[Stored records]
%%

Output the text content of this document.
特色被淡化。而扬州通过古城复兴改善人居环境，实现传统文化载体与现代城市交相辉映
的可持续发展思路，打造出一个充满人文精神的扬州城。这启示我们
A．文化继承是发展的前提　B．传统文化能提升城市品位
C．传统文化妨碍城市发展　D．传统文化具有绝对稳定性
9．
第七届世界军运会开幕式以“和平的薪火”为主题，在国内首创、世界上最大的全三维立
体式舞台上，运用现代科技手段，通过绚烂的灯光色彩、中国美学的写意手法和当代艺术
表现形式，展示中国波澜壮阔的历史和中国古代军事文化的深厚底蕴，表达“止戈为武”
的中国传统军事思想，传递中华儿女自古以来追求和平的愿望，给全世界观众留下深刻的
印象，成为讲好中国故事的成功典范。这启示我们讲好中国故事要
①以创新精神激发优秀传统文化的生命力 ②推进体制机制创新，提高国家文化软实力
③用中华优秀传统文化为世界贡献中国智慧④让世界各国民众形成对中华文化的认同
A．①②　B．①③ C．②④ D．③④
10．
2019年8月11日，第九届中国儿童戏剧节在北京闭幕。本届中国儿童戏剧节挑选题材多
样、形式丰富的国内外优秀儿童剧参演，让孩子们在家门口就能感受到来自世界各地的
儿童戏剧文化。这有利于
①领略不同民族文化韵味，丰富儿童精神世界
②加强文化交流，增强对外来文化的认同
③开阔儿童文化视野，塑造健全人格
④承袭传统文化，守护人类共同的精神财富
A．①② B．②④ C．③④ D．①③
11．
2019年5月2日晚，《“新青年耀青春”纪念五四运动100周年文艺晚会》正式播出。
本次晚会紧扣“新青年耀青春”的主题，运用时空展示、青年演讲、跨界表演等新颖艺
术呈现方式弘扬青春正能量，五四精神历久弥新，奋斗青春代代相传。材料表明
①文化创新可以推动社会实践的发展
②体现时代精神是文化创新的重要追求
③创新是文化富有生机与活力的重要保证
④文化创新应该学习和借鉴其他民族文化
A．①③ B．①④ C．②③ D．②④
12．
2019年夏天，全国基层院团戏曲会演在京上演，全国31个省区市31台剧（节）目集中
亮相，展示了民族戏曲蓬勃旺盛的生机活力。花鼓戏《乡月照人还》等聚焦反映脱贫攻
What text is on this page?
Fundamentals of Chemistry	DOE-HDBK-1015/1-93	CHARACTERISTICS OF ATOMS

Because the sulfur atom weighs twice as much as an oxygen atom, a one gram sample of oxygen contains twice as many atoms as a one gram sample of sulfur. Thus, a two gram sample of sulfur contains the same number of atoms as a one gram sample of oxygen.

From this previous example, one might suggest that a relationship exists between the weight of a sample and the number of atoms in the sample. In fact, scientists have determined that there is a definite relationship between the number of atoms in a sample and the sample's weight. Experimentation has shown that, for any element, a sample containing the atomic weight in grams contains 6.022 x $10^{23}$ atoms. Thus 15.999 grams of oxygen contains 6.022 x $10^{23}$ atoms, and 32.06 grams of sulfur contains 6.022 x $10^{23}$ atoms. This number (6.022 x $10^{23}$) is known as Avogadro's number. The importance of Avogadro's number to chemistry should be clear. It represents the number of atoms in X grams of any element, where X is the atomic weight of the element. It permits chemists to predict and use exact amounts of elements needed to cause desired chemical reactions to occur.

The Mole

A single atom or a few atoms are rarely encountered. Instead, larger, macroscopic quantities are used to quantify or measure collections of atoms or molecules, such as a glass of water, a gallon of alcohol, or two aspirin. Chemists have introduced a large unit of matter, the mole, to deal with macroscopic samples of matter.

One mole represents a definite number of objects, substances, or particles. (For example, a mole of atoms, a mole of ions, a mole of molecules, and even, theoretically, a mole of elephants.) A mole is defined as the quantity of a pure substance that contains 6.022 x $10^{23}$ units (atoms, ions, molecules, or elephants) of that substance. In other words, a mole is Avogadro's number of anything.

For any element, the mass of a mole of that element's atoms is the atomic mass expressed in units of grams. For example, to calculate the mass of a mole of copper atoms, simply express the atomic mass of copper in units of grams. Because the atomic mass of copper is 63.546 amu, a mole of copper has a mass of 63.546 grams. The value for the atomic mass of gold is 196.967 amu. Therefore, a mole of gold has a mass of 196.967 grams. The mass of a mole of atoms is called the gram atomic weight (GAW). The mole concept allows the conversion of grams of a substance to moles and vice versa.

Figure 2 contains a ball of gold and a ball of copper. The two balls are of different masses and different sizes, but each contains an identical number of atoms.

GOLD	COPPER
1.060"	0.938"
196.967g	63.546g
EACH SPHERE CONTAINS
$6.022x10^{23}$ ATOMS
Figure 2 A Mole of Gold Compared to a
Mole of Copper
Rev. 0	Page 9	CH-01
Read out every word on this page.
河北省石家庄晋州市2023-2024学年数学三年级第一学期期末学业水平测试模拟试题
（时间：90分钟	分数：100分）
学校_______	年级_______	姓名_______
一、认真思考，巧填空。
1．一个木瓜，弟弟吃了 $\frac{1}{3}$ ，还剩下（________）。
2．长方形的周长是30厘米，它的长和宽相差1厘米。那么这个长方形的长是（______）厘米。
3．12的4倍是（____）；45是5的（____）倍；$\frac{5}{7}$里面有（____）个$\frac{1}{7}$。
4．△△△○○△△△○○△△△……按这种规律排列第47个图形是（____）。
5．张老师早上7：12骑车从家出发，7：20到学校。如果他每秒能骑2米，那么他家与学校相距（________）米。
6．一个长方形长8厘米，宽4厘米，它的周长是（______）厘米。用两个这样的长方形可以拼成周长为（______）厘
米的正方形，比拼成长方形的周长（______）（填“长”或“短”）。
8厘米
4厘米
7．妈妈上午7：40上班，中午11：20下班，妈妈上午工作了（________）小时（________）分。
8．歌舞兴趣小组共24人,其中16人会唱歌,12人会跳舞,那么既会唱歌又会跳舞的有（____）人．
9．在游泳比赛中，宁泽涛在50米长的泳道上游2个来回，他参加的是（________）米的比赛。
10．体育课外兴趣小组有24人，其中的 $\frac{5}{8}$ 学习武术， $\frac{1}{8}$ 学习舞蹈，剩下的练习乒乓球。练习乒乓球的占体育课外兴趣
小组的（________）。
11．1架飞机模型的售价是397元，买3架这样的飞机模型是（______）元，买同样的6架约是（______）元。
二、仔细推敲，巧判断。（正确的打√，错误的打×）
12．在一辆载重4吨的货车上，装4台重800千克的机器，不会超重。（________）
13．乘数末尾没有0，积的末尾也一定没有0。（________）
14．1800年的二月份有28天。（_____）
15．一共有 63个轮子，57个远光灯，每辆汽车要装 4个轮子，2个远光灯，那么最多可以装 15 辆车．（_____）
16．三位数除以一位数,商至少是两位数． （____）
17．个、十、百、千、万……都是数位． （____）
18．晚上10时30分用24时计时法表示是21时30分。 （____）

%%

▸ EXERCISE PROMPT
Emit the full listing verbatim.

▸ WRITTEN SOLUTION
Output the text content of this document.
特色被淡化。而扬州通过古城复兴改善人居环境，实现传统文化载体与现代城市交相辉映
的可持续发展思路，打造出一个充满人文精神的扬州城。这启示我们
A．文化继承是发展的前提　B．传统文化能提升城市品位
C．传统文化妨碍城市发展　D．传统文化具有绝对稳定性
9．
第七届世界军运会开幕式以“和平的薪火”为主题，在国内首创、世界上最大的全三维立
体式舞台上，运用现代科技手段，通过绚烂的灯光色彩、中国美学的写意手法和当代艺术
表现形式，展示中国波澜壮阔的历史和中国古代军事文化的深厚底蕴，表达“止戈为武”
的中国传统军事思想，传递中华儿女自古以来追求和平的愿望，给全世界观众留下深刻的
印象，成为讲好中国故事的成功典范。这启示我们讲好中国故事要
①以创新精神激发优秀传统文化的生命力 ②推进体制机制创新，提高国家文化软实力
③用中华优秀传统文化为世界贡献中国智慧④让世界各国民众形成对中华文化的认同
A．①②　B．①③ C．②④ D．③④
10．
2019年8月11日，第九届中国儿童戏剧节在北京闭幕。本届中国儿童戏剧节挑选题材多
样、形式丰富的国内外优秀儿童剧参演，让孩子们在家门口就能感受到来自世界各地的
儿童戏剧文化。这有利于
①领略不同民族文化韵味，丰富儿童精神世界
②加强文化交流，增强对外来文化的认同
③开阔儿童文化视野，塑造健全人格
④承袭传统文化，守护人类共同的精神财富
A．①② B．②④ C．③④ D．①③
11．
2019年5月2日晚，《“新青年耀青春”纪念五四运动100周年文艺晚会》正式播出。
本次晚会紧扣“新青年耀青春”的主题，运用时空展示、青年演讲、跨界表演等新颖艺
术呈现方式弘扬青春正能量，五四精神历久弥新，奋斗青春代代相传。材料表明
①文化创新可以推动社会实践的发展
②体现时代精神是文化创新的重要追求
③创新是文化富有生机与活力的重要保证
④文化创新应该学习和借鉴其他民族文化
A．①③ B．①④ C．②③ D．②④
12．
2019年夏天，全国基层院团戏曲会演在京上演，全国31个省区市31台剧（节）目集中
亮相，展示了民族戏曲蓬勃旺盛的生机活力。花鼓戏《乡月照人还》等聚焦反映脱贫攻
What text is on this page?
Fundamentals of Chemistry	DOE-HDBK-1015/1-93	CHARACTERISTICS OF ATOMS

Because the sulfur atom weighs twice as much as an oxygen atom, a one gram sample of oxygen contains twice as many atoms as a one gram sample of sulfur. Thus, a two gram sample of sulfur contains the same number of atoms as a one gram sample of oxygen.

From this previous example, one might suggest that a relationship exists between the weight of a sample and the number of atoms in the sample. In fact, scientists have determined that there is a definite relationship between the number of atoms in a sample and the sample's weight. Experimentation has shown that, for any element, a sample containing the atomic weight in grams contains 6.022 x $10^{23}$ atoms. Thus 15.999 grams of oxygen contains 6.022 x $10^{23}$ atoms, and 32.06 grams of sulfur contains 6.022 x $10^{23}$ atoms. This number (6.022 x $10^{23}$) is known as Avogadro's number. The importance of Avogadro's number to chemistry should be clear. It represents the number of atoms in X grams of any element, where X is the atomic weight of the element. It permits chemists to predict and use exact amounts of elements needed to cause desired chemical reactions to occur.

The Mole

A single atom or a few atoms are rarely encountered. Instead, larger, macroscopic quantities are used to quantify or measure collections of atoms or molecules, such as a glass of water, a gallon of alcohol, or two aspirin. Chemists have introduced a large unit of matter, the mole, to deal with macroscopic samples of matter.

One mole represents a definite number of objects, substances, or particles. (For example, a mole of atoms, a mole of ions, a mole of molecules, and even, theoretically, a mole of elephants.) A mole is defined as the quantity of a pure substance that contains 6.022 x $10^{23}$ units (atoms, ions, molecules, or elephants) of that substance. In other words, a mole is Avogadro's number of anything.

For any element, the mass of a mole of that element's atoms is the atomic mass expressed in units of grams. For example, to calculate the mass of a mole of copper atoms, simply express the atomic mass of copper in units of grams. Because the atomic mass of copper is 63.546 amu, a mole of copper has a mass of 63.546 grams. The value for the atomic mass of gold is 196.967 amu. Therefore, a mole of gold has a mass of 196.967 grams. The mass of a mole of atoms is called the gram atomic weight (GAW). The mole concept allows the conversion of grams of a substance to moles and vice versa.

Figure 2 contains a ball of gold and a ball of copper. The two balls are of different masses and different sizes, but each contains an identical number of atoms.

GOLD	COPPER
1.060"	0.938"
196.967g	63.546g
EACH SPHERE CONTAINS
$6.022x10^{23}$ ATOMS
Figure 2 A Mole of Gold Compared to a
Mole of Copper
Rev. 0	Page 9	CH-01
Read out every word on this page.
河北省石家庄晋州市2023-2024学年数学三年级第一学期期末学业水平测试模拟试题
（时间：90分钟	分数：100分）
学校_______	年级_______	姓名_______
一、认真思考，巧填空。
1．一个木瓜，弟弟吃了 $\frac{1}{3}$ ，还剩下（________）。
2．长方形的周长是30厘米，它的长和宽相差1厘米。那么这个长方形的长是（______）厘米。
3．12的4倍是（____）；45是5的（____）倍；$\frac{5}{7}$里面有（____）个$\frac{1}{7}$。
4．△△△○○△△△○○△△△……按这种规律排列第47个图形是（____）。
5．张老师早上7：12骑车从家出发，7：20到学校。如果他每秒能骑2米，那么他家与学校相距（________）米。
6．一个长方形长8厘米，宽4厘米，它的周长是（______）厘米。用两个这样的长方形可以拼成周长为（______）厘
米的正方形，比拼成长方形的周长（______）（填“长”或“短”）。
8厘米
4厘米
7．妈妈上午7：40上班，中午11：20下班，妈妈上午工作了（________）小时（________）分。
8．歌舞兴趣小组共24人,其中16人会唱歌,12人会跳舞,那么既会唱歌又会跳舞的有（____）人．
9．在游泳比赛中，宁泽涛在50米长的泳道上游2个来回，他参加的是（________）米的比赛。
10．体育课外兴趣小组有24人，其中的 $\frac{5}{8}$ 学习武术， $\frac{1}{8}$ 学习舞蹈，剩下的练习乒乓球。练习乒乓球的占体育课外兴趣
小组的（________）。
11．1架飞机模型的售价是397元，买3架这样的飞机模型是（______）元，买同样的6架约是（______）元。
二、仔细推敲，巧判断。（正确的打√，错误的打×）
12．在一辆载重4吨的货车上，装4台重800千克的机器，不会超重。（________）
13．乘数末尾没有0，积的末尾也一定没有0。（________）
14．1800年的二月份有28天。（_____）
15．一共有 63个轮子，57个远光灯，每辆汽车要装 4个轮子，2个远光灯，那么最多可以装 15 辆车．（_____）
16．三位数除以一位数,商至少是两位数． （____）
17．个、十、百、千、万……都是数位． （____）
18．晚上10时30分用24时计时法表示是21时30分。 （____）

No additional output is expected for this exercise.